> Provided data
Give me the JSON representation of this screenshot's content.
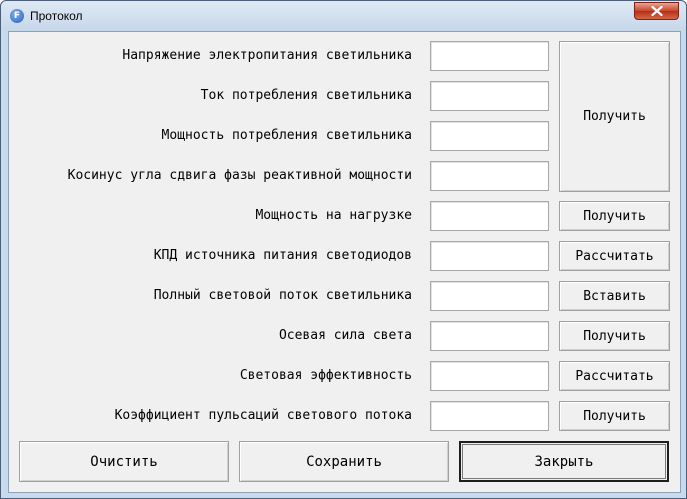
{
  "window": {
    "title": "Протокол",
    "app_icon_letter": "F"
  },
  "rows": [
    {
      "label": "Напряжение электропитания светильника",
      "value": ""
    },
    {
      "label": "Ток потребления светильника",
      "value": ""
    },
    {
      "label": "Мощность потребления светильника",
      "value": ""
    },
    {
      "label": "Косинус угла сдвига фазы реактивной мощности",
      "value": ""
    },
    {
      "label": "Мощность на нагрузке",
      "value": ""
    },
    {
      "label": "КПД источника питания светодиодов",
      "value": ""
    },
    {
      "label": "Полный световой поток светильника",
      "value": ""
    },
    {
      "label": "Осевая сила света",
      "value": ""
    },
    {
      "label": "Световая эффективность",
      "value": ""
    },
    {
      "label": "Коэффициент пульсаций светового потока",
      "value": ""
    }
  ],
  "side_buttons": {
    "group_get": "Получить",
    "power_get": "Получить",
    "efficiency_calc": "Рассчитать",
    "flux_insert": "Вставить",
    "intensity_get": "Получить",
    "efficacy_calc": "Рассчитать",
    "ripple_get": "Получить"
  },
  "bottom_buttons": {
    "clear": "Очистить",
    "save": "Сохранить",
    "close": "Закрыть"
  }
}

> Short exercise
Check all the records above and select each line where the string "Рассчитать" is found.

> Exercise output
    "efficiency_calc": "Рассчитать",
    "efficacy_calc": "Рассчитать",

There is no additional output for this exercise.